╭─ Exercise material

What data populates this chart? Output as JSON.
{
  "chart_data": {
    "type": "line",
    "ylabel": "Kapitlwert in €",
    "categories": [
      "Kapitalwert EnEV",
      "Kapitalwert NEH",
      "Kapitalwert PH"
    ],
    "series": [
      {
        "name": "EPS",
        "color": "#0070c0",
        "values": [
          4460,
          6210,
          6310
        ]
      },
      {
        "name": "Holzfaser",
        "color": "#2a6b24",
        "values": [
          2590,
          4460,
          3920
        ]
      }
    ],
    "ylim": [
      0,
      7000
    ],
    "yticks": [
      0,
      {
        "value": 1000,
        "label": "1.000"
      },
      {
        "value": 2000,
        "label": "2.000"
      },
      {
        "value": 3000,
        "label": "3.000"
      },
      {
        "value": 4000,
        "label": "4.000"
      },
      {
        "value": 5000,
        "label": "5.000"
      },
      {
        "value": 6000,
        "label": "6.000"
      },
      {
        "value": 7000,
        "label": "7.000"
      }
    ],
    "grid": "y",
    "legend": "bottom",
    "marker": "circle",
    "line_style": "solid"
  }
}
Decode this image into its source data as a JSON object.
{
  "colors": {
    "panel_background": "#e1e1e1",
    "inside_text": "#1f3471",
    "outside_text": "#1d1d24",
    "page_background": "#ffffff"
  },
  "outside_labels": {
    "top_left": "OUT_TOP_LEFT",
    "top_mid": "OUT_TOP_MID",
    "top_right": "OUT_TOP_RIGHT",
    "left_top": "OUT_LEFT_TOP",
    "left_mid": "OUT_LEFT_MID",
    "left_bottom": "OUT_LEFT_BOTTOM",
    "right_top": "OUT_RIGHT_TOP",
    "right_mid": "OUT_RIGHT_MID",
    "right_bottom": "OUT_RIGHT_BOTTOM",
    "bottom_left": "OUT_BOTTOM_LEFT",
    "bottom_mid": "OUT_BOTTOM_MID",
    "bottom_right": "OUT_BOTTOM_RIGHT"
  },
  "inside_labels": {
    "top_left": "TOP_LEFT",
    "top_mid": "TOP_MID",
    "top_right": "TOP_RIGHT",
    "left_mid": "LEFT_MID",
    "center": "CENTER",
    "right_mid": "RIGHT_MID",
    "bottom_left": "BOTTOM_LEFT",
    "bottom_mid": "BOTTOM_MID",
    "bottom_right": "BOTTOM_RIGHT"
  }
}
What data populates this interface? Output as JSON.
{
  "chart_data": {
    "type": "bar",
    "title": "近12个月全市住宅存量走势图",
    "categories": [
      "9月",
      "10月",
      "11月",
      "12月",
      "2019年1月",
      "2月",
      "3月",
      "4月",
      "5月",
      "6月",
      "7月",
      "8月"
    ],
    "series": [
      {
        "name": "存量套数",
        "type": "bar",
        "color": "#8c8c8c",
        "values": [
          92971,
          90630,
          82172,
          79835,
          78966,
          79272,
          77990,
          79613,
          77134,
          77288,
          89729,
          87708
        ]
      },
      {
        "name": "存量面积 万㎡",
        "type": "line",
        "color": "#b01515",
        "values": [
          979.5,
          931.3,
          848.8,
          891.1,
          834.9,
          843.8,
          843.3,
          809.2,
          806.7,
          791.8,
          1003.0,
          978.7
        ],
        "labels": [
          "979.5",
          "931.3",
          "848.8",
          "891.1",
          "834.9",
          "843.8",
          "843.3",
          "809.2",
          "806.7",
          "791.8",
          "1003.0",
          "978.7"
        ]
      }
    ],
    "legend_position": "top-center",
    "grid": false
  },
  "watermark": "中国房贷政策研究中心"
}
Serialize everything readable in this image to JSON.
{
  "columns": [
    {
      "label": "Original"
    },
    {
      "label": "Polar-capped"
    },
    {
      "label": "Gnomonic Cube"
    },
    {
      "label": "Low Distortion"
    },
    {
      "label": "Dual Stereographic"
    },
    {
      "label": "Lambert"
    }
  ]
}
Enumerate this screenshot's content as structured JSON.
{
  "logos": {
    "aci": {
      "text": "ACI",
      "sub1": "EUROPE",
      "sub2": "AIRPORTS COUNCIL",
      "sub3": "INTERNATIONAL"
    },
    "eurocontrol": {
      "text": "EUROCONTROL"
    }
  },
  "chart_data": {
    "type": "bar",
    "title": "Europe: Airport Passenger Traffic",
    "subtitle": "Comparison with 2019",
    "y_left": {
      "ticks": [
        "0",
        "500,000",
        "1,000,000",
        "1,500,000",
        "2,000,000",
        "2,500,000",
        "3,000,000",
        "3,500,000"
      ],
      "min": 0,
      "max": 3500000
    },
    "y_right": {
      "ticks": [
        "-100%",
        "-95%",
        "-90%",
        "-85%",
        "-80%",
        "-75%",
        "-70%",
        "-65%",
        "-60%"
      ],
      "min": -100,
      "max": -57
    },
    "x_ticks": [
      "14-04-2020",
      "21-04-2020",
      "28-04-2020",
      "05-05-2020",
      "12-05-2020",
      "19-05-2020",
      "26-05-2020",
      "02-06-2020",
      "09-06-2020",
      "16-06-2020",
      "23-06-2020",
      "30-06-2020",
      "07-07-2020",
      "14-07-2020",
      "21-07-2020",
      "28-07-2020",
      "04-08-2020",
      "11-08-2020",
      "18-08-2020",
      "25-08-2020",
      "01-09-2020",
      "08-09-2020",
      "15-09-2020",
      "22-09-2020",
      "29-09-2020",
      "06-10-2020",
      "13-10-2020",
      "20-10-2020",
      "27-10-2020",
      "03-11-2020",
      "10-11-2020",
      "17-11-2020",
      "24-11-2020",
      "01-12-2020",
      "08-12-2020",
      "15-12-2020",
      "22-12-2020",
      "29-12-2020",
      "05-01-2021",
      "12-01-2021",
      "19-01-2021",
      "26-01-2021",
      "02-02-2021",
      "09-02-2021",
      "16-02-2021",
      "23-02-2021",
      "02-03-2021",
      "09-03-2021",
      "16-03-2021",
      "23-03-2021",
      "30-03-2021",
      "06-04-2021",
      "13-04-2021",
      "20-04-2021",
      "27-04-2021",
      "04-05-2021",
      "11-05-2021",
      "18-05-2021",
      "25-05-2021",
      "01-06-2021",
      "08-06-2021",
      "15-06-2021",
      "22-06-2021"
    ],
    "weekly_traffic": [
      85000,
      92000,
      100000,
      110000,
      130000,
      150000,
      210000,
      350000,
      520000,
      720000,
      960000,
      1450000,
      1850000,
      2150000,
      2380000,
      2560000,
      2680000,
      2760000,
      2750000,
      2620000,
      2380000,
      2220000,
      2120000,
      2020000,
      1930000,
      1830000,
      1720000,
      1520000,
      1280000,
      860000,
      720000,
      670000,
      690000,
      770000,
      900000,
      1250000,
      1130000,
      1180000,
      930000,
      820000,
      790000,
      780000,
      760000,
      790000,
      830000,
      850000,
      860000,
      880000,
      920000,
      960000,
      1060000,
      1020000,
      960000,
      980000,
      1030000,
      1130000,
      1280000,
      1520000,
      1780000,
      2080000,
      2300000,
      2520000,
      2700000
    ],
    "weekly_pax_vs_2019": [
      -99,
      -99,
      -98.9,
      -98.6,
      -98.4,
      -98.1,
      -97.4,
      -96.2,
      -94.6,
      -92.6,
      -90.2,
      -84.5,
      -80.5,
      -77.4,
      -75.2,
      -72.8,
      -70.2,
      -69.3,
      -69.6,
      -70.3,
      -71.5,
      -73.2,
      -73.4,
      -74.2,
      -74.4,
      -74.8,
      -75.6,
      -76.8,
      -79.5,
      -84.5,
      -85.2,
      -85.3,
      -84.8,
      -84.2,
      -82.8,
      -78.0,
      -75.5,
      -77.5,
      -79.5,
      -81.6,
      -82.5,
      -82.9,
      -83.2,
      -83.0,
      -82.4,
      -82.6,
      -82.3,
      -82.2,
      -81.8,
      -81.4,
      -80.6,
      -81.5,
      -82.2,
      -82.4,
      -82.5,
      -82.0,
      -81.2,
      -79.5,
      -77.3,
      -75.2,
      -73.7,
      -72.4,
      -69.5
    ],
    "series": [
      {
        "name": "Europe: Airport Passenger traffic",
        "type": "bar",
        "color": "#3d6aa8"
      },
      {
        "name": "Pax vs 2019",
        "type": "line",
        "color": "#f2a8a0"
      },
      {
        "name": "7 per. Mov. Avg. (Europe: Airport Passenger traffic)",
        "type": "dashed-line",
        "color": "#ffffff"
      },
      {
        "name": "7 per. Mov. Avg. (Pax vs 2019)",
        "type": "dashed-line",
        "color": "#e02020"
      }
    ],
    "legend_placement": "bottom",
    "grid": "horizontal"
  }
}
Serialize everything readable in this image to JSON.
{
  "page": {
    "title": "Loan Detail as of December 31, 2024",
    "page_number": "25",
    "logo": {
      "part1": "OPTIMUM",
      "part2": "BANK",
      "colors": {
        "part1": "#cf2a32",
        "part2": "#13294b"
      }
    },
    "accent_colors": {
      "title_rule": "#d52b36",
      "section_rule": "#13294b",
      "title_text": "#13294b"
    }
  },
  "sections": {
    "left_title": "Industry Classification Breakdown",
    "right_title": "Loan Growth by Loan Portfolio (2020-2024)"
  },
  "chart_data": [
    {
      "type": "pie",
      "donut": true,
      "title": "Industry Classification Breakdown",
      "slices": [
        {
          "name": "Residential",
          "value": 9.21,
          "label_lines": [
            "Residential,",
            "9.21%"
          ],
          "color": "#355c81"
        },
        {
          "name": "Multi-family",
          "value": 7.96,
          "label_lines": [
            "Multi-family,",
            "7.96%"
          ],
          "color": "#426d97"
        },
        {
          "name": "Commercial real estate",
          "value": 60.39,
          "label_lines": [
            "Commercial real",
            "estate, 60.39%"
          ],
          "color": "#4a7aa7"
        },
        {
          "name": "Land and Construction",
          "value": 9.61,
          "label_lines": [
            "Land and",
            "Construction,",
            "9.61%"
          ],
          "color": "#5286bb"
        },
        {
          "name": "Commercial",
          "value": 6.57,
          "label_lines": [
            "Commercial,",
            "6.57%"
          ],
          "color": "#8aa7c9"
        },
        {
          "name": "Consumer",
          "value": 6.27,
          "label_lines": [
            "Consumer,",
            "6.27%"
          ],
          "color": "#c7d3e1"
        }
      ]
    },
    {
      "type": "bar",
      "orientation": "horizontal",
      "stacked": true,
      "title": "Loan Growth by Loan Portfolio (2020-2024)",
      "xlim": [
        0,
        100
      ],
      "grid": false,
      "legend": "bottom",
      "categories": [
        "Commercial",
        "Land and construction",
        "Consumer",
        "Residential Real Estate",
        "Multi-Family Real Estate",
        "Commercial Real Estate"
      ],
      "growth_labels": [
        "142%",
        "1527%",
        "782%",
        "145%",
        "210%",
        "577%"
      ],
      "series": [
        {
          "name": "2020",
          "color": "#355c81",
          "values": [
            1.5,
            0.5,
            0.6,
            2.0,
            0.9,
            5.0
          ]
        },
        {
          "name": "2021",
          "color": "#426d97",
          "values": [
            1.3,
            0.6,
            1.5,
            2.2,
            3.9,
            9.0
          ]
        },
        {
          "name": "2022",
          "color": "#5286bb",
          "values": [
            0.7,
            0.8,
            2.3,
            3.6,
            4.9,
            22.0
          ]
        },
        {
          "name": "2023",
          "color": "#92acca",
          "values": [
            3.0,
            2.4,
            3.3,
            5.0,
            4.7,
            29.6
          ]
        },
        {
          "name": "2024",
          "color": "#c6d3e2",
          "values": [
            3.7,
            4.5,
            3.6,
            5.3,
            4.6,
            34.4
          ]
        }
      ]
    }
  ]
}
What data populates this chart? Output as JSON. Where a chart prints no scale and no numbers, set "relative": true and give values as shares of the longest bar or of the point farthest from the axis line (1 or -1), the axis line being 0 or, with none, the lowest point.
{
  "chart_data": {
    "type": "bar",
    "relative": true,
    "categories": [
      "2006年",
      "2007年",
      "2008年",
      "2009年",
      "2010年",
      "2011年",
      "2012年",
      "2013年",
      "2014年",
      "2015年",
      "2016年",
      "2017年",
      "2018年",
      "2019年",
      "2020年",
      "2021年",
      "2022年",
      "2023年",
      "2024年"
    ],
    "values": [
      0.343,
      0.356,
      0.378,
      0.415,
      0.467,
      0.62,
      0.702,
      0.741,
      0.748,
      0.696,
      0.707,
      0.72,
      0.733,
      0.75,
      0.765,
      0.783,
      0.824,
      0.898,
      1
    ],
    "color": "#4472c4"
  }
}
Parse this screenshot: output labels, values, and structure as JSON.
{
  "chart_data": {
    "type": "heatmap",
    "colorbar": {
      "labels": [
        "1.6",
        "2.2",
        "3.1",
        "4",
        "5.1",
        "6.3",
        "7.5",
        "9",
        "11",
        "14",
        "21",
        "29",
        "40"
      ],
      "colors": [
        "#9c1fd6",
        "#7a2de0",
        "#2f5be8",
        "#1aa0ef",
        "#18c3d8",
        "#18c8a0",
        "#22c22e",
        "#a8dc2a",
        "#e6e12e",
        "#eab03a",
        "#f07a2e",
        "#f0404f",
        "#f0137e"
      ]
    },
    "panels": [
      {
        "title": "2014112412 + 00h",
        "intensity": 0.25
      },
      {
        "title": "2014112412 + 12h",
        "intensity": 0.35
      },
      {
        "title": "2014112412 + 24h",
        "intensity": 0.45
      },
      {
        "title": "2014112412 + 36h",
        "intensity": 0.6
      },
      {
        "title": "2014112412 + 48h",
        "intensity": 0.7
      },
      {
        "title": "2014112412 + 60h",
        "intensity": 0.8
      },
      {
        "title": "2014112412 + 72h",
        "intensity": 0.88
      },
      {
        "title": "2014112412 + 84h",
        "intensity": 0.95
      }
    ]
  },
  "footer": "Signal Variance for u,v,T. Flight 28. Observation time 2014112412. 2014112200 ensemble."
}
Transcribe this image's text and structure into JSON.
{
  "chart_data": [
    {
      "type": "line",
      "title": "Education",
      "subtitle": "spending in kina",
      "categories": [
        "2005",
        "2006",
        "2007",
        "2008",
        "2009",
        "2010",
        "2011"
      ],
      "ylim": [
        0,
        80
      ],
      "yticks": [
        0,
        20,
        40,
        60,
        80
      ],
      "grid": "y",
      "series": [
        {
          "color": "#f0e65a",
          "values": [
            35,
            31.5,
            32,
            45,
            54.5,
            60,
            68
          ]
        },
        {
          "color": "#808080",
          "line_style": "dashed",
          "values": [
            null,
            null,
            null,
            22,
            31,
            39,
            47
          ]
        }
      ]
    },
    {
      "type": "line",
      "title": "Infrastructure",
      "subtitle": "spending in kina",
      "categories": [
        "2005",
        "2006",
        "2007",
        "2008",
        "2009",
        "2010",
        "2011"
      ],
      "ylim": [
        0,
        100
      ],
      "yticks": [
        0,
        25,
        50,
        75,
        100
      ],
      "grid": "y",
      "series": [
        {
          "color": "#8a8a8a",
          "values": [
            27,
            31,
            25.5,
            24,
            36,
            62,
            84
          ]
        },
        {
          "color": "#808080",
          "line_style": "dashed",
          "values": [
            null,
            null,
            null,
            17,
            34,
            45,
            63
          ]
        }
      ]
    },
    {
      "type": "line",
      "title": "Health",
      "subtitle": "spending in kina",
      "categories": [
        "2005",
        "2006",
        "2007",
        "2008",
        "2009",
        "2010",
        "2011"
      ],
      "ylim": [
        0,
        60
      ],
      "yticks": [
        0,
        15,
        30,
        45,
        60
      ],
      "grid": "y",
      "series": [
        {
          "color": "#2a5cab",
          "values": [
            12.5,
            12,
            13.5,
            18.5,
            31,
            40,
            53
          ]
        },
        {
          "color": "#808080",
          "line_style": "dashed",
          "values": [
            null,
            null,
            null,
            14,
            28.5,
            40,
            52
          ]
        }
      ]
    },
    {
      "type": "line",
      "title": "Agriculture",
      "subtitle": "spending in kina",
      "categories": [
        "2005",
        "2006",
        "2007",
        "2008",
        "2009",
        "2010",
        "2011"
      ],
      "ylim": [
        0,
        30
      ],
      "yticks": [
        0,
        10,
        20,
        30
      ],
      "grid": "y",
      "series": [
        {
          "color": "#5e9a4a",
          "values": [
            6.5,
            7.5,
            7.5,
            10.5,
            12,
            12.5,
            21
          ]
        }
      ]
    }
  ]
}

╰─

• Goal
Find each line that has the word "populates", then copy it out.

• Exercise response
What data populates this chart? Output as JSON.
What data populates this interface? Output as JSON.
What data populates this chart? Output as JSON. Where a chart prints no scale and no numbers, set "relative": true and give values as shares of the longest bar or of the point farthest from the axis line (1 or -1), the axis line being 0 or, with none, the lowest point.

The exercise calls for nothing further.